Set exercise: How many lines of these records hold the string "this"? Reply with the number alone.

── Information supplied ──

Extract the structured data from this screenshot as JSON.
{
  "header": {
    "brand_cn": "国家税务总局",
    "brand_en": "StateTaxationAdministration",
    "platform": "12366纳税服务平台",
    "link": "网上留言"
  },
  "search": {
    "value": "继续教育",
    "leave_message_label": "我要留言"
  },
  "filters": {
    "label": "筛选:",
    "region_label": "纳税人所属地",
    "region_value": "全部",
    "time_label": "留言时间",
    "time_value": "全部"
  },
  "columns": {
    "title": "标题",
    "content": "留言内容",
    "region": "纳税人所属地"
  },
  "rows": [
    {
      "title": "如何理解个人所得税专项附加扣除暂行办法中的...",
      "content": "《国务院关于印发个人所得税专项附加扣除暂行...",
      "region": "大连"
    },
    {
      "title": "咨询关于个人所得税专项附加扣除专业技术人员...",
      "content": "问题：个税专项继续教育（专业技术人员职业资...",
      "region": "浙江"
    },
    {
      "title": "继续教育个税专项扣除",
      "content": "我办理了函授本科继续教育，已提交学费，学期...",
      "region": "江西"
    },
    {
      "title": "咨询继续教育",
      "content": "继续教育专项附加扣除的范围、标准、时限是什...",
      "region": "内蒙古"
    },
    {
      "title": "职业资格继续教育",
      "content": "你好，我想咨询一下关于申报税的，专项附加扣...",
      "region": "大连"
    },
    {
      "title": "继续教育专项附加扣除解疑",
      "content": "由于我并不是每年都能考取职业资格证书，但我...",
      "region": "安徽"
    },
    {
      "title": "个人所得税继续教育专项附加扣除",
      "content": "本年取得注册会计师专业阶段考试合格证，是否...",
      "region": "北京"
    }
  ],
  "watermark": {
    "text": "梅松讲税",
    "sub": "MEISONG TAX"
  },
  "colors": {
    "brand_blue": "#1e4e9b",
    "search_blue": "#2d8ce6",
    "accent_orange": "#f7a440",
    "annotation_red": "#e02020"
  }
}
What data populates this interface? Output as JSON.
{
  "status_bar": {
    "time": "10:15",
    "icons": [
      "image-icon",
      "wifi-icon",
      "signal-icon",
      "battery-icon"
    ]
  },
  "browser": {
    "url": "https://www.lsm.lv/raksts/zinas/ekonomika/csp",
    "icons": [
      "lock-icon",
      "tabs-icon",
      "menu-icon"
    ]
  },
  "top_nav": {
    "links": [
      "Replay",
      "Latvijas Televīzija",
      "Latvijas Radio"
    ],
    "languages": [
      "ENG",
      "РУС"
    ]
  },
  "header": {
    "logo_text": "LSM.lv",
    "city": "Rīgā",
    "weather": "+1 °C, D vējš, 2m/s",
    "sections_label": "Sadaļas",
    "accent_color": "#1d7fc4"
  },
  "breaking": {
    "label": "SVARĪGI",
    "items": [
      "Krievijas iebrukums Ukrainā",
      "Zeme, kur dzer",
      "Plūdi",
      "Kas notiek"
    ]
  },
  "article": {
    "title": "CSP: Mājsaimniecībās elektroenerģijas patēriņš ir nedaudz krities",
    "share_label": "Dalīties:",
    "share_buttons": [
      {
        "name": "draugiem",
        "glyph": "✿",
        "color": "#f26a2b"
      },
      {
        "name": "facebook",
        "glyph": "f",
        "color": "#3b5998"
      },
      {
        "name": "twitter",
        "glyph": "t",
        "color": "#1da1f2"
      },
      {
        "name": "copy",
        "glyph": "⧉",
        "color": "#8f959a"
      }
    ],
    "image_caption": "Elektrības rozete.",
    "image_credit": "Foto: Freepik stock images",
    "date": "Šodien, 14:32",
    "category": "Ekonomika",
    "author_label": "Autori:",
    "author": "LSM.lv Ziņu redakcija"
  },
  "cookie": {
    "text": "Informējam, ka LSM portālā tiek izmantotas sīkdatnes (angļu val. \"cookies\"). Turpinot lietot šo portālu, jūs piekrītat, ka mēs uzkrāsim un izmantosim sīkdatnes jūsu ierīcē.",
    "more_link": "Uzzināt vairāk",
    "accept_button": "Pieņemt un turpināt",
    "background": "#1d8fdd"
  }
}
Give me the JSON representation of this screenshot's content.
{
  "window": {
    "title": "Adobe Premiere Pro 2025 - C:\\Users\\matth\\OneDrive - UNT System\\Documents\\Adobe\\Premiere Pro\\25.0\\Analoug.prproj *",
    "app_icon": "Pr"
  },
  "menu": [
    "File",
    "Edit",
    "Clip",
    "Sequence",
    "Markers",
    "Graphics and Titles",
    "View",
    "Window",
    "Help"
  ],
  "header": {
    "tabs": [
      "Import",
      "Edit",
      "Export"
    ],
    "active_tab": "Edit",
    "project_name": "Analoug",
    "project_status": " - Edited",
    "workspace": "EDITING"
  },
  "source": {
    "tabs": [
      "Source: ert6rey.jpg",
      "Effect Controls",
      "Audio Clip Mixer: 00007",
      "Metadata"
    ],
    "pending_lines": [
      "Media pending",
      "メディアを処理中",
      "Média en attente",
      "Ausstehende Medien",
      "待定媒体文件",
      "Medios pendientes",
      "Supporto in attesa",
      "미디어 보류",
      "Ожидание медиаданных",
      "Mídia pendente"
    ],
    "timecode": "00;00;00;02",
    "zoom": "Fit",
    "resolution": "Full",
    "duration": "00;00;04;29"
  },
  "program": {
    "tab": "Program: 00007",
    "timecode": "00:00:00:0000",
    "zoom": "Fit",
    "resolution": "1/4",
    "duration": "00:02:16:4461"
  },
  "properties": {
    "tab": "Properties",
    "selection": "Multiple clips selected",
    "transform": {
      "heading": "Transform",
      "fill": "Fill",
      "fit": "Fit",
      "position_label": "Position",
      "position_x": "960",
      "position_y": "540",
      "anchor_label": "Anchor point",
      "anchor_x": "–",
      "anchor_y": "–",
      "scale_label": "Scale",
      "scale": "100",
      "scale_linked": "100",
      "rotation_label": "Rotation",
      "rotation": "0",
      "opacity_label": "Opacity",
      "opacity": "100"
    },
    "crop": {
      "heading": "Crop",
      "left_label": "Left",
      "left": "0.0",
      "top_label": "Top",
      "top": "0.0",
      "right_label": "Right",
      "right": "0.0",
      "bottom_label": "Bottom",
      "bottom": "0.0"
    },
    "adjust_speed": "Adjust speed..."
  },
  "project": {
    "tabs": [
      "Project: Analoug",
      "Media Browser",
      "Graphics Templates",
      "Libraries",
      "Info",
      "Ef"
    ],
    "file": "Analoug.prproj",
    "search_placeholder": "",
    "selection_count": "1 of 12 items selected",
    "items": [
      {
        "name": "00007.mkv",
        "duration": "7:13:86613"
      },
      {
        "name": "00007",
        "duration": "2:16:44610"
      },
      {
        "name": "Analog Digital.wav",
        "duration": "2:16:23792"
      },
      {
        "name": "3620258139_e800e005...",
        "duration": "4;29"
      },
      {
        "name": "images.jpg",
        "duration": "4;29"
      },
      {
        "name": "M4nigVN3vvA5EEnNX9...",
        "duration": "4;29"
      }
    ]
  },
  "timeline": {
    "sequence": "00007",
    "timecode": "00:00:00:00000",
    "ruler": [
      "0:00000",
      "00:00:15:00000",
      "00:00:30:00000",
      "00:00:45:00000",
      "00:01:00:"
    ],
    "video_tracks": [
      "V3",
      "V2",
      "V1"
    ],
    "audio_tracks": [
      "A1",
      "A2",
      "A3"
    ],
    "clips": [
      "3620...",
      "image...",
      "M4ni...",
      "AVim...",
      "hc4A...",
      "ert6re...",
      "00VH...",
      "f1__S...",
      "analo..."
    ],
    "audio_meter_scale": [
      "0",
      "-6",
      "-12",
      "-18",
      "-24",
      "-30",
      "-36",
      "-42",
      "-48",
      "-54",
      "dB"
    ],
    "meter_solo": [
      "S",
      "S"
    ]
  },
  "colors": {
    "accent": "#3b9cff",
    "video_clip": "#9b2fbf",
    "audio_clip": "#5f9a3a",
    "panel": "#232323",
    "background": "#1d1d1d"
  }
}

───

Correct result: 3